__Written exercise__: Skip the images and copy each record exactly as written.

┄┄┄┄┄┄┄┄┄┄┄┄┄┄┄┄┄┄┄┄

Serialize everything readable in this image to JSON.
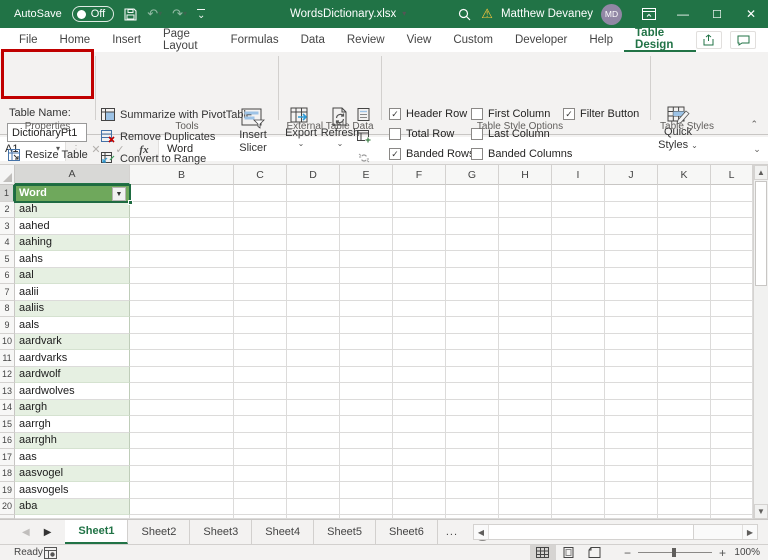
{
  "titlebar": {
    "autosave_label": "AutoSave",
    "autosave_state": "Off",
    "document_title": "WordsDictionary.xlsx",
    "user_name": "Matthew Devaney",
    "user_initials": "MD"
  },
  "ribbon_tabs": {
    "items": [
      {
        "label": "File"
      },
      {
        "label": "Home"
      },
      {
        "label": "Insert"
      },
      {
        "label": "Page Layout"
      },
      {
        "label": "Formulas"
      },
      {
        "label": "Data"
      },
      {
        "label": "Review"
      },
      {
        "label": "View"
      },
      {
        "label": "Custom"
      },
      {
        "label": "Developer"
      },
      {
        "label": "Help"
      },
      {
        "label": "Table Design",
        "active": true
      }
    ]
  },
  "ribbon": {
    "properties_group": {
      "table_name_label": "Table Name:",
      "table_name_value": "DictionaryPt1",
      "resize_table_label": "Resize Table",
      "group_label": "Properties"
    },
    "tools_group": {
      "buttons": [
        {
          "label": "Summarize with PivotTable",
          "icon": "pivottable-icon"
        },
        {
          "label": "Remove Duplicates",
          "icon": "remove-duplicates-icon"
        },
        {
          "label": "Convert to Range",
          "icon": "convert-to-range-icon"
        }
      ],
      "insert_slicer_line1": "Insert",
      "insert_slicer_line2": "Slicer",
      "group_label": "Tools"
    },
    "external_group": {
      "export_label": "Export",
      "refresh_label": "Refresh",
      "group_label": "External Table Data"
    },
    "style_options_group": {
      "checkboxes": [
        {
          "label": "Header Row",
          "checked": true
        },
        {
          "label": "Total Row",
          "checked": false
        },
        {
          "label": "Banded Rows",
          "checked": true
        },
        {
          "label": "First Column",
          "checked": false
        },
        {
          "label": "Last Column",
          "checked": false
        },
        {
          "label": "Banded Columns",
          "checked": false
        },
        {
          "label": "Filter Button",
          "checked": true
        }
      ],
      "columns": [
        [
          0,
          1,
          2
        ],
        [
          3,
          4,
          5
        ],
        [
          6
        ]
      ],
      "group_label": "Table Style Options"
    },
    "table_styles_group": {
      "quick_styles_line1": "Quick",
      "quick_styles_line2": "Styles",
      "group_label": "Table Styles"
    }
  },
  "formula_bar": {
    "name_box": "A1",
    "formula_value": "Word"
  },
  "grid": {
    "columns": [
      "A",
      "B",
      "C",
      "D",
      "E",
      "F",
      "G",
      "H",
      "I",
      "J",
      "K",
      "L"
    ],
    "selected_column": "A",
    "selected_cell": "A1",
    "header_cell": "Word",
    "words": [
      "aah",
      "aahed",
      "aahing",
      "aahs",
      "aal",
      "aalii",
      "aaliis",
      "aals",
      "aardvark",
      "aardvarks",
      "aardwolf",
      "aardwolves",
      "aargh",
      "aarrgh",
      "aarrghh",
      "aas",
      "aasvogel",
      "aasvogels",
      "aba"
    ]
  },
  "sheet_bar": {
    "tabs": [
      {
        "label": "Sheet1",
        "active": true
      },
      {
        "label": "Sheet2"
      },
      {
        "label": "Sheet3"
      },
      {
        "label": "Sheet4"
      },
      {
        "label": "Sheet5"
      },
      {
        "label": "Sheet6"
      }
    ],
    "more_label": "..."
  },
  "status_bar": {
    "status": "Ready",
    "zoom_level": "100%"
  },
  "colors": {
    "excel_green": "#217346",
    "table_header_green": "#6fa85c",
    "banded_row_green": "#e6f0e2",
    "annotation_red": "#C00000",
    "warning_yellow": "#FFC83D"
  }
}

┄┄┄┄┄┄┄┄┄┄┄┄┄┄┄┄┄┄┄┄

__Complete output__:
Serialize everything readable in this image to JSON.
{
  "titlebar": {
    "autosave_label": "AutoSave",
    "autosave_state": "Off",
    "document_title": "WordsDictionary.xlsx",
    "user_name": "Matthew Devaney",
    "user_initials": "MD"
  },
  "ribbon_tabs": {
    "items": [
      {
        "label": "File"
      },
      {
        "label": "Home"
      },
      {
        "label": "Insert"
      },
      {
        "label": "Page Layout"
      },
      {
        "label": "Formulas"
      },
      {
        "label": "Data"
      },
      {
        "label": "Review"
      },
      {
        "label": "View"
      },
      {
        "label": "Custom"
      },
      {
        "label": "Developer"
      },
      {
        "label": "Help"
      },
      {
        "label": "Table Design",
        "active": true
      }
    ]
  },
  "ribbon": {
    "properties_group": {
      "table_name_label": "Table Name:",
      "table_name_value": "DictionaryPt1",
      "resize_table_label": "Resize Table",
      "group_label": "Properties"
    },
    "tools_group": {
      "buttons": [
        {
          "label": "Summarize with PivotTable",
          "icon": "pivottable-icon"
        },
        {
          "label": "Remove Duplicates",
          "icon": "remove-duplicates-icon"
        },
        {
          "label": "Convert to Range",
          "icon": "convert-to-range-icon"
        }
      ],
      "insert_slicer_line1": "Insert",
      "insert_slicer_line2": "Slicer",
      "group_label": "Tools"
    },
    "external_group": {
      "export_label": "Export",
      "refresh_label": "Refresh",
      "group_label": "External Table Data"
    },
    "style_options_group": {
      "checkboxes": [
        {
          "label": "Header Row",
          "checked": true
        },
        {
          "label": "Total Row",
          "checked": false
        },
        {
          "label": "Banded Rows",
          "checked": true
        },
        {
          "label": "First Column",
          "checked": false
        },
        {
          "label": "Last Column",
          "checked": false
        },
        {
          "label": "Banded Columns",
          "checked": false
        },
        {
          "label": "Filter Button",
          "checked": true
        }
      ],
      "columns": [
        [
          0,
          1,
          2
        ],
        [
          3,
          4,
          5
        ],
        [
          6
        ]
      ],
      "group_label": "Table Style Options"
    },
    "table_styles_group": {
      "quick_styles_line1": "Quick",
      "quick_styles_line2": "Styles",
      "group_label": "Table Styles"
    }
  },
  "formula_bar": {
    "name_box": "A1",
    "formula_value": "Word"
  },
  "grid": {
    "columns": [
      "A",
      "B",
      "C",
      "D",
      "E",
      "F",
      "G",
      "H",
      "I",
      "J",
      "K",
      "L"
    ],
    "selected_column": "A",
    "selected_cell": "A1",
    "header_cell": "Word",
    "words": [
      "aah",
      "aahed",
      "aahing",
      "aahs",
      "aal",
      "aalii",
      "aaliis",
      "aals",
      "aardvark",
      "aardvarks",
      "aardwolf",
      "aardwolves",
      "aargh",
      "aarrgh",
      "aarrghh",
      "aas",
      "aasvogel",
      "aasvogels",
      "aba"
    ]
  },
  "sheet_bar": {
    "tabs": [
      {
        "label": "Sheet1",
        "active": true
      },
      {
        "label": "Sheet2"
      },
      {
        "label": "Sheet3"
      },
      {
        "label": "Sheet4"
      },
      {
        "label": "Sheet5"
      },
      {
        "label": "Sheet6"
      }
    ],
    "more_label": "..."
  },
  "status_bar": {
    "status": "Ready",
    "zoom_level": "100%"
  },
  "colors": {
    "excel_green": "#217346",
    "table_header_green": "#6fa85c",
    "banded_row_green": "#e6f0e2",
    "annotation_red": "#C00000",
    "warning_yellow": "#FFC83D"
  }
}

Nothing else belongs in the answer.